• **SET PROBLEM**:
Below are some records; retype all of them exactly.

• **DATA LINES**:
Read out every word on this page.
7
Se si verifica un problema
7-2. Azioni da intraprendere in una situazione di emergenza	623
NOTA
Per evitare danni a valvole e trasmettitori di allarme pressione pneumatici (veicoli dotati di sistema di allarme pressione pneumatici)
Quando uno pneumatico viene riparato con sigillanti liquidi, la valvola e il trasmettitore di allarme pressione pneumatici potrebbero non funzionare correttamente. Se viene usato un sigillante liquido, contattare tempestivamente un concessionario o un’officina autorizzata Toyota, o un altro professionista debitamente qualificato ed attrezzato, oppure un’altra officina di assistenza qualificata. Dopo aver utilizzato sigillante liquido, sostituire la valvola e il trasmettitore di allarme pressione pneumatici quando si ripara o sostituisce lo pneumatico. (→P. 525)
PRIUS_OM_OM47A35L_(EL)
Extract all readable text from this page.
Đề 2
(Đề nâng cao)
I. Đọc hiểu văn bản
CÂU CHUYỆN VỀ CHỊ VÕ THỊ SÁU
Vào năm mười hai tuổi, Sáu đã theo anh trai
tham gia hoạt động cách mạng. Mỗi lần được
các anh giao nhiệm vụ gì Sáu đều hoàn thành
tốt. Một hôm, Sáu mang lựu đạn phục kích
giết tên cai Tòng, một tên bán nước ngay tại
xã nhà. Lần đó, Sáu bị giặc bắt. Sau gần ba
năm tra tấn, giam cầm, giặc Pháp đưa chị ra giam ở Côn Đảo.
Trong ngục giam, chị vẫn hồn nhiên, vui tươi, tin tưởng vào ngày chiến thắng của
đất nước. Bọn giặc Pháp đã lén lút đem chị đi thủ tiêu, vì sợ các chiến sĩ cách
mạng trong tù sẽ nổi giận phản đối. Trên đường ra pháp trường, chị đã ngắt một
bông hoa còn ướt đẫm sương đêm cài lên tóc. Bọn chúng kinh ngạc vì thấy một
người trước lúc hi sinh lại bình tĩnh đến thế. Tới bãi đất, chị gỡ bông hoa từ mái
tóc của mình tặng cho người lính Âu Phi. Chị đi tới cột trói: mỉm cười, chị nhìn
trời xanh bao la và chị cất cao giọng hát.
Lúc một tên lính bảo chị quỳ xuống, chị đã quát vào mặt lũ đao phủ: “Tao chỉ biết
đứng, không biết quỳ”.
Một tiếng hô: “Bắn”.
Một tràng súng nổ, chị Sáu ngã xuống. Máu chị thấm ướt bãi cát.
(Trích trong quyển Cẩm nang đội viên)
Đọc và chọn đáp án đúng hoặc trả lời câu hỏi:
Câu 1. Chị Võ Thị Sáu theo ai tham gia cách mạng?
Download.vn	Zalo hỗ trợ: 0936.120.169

• **ANSWER TO THIS TASK**:
Read out every word on this page.
7
Se si verifica un problema
7-2. Azioni da intraprendere in una situazione di emergenza	623
NOTA
Per evitare danni a valvole e trasmettitori di allarme pressione pneumatici (veicoli dotati di sistema di allarme pressione pneumatici)
Quando uno pneumatico viene riparato con sigillanti liquidi, la valvola e il trasmettitore di allarme pressione pneumatici potrebbero non funzionare correttamente. Se viene usato un sigillante liquido, contattare tempestivamente un concessionario o un’officina autorizzata Toyota, o un altro professionista debitamente qualificato ed attrezzato, oppure un’altra officina di assistenza qualificata. Dopo aver utilizzato sigillante liquido, sostituire la valvola e il trasmettitore di allarme pressione pneumatici quando si ripara o sostituisce lo pneumatico. (→P. 525)
PRIUS_OM_OM47A35L_(EL)
Extract all readable text from this page.
Đề 2
(Đề nâng cao)
I. Đọc hiểu văn bản
CÂU CHUYỆN VỀ CHỊ VÕ THỊ SÁU
Vào năm mười hai tuổi, Sáu đã theo anh trai
tham gia hoạt động cách mạng. Mỗi lần được
các anh giao nhiệm vụ gì Sáu đều hoàn thành
tốt. Một hôm, Sáu mang lựu đạn phục kích
giết tên cai Tòng, một tên bán nước ngay tại
xã nhà. Lần đó, Sáu bị giặc bắt. Sau gần ba
năm tra tấn, giam cầm, giặc Pháp đưa chị ra giam ở Côn Đảo.
Trong ngục giam, chị vẫn hồn nhiên, vui tươi, tin tưởng vào ngày chiến thắng của
đất nước. Bọn giặc Pháp đã lén lút đem chị đi thủ tiêu, vì sợ các chiến sĩ cách
mạng trong tù sẽ nổi giận phản đối. Trên đường ra pháp trường, chị đã ngắt một
bông hoa còn ướt đẫm sương đêm cài lên tóc. Bọn chúng kinh ngạc vì thấy một
người trước lúc hi sinh lại bình tĩnh đến thế. Tới bãi đất, chị gỡ bông hoa từ mái
tóc của mình tặng cho người lính Âu Phi. Chị đi tới cột trói: mỉm cười, chị nhìn
trời xanh bao la và chị cất cao giọng hát.
Lúc một tên lính bảo chị quỳ xuống, chị đã quát vào mặt lũ đao phủ: “Tao chỉ biết
đứng, không biết quỳ”.
Một tiếng hô: “Bắn”.
Một tràng súng nổ, chị Sáu ngã xuống. Máu chị thấm ướt bãi cát.
(Trích trong quyển Cẩm nang đội viên)
Đọc và chọn đáp án đúng hoặc trả lời câu hỏi:
Câu 1. Chị Võ Thị Sáu theo ai tham gia cách mạng?
Download.vn	Zalo hỗ trợ: 0936.120.169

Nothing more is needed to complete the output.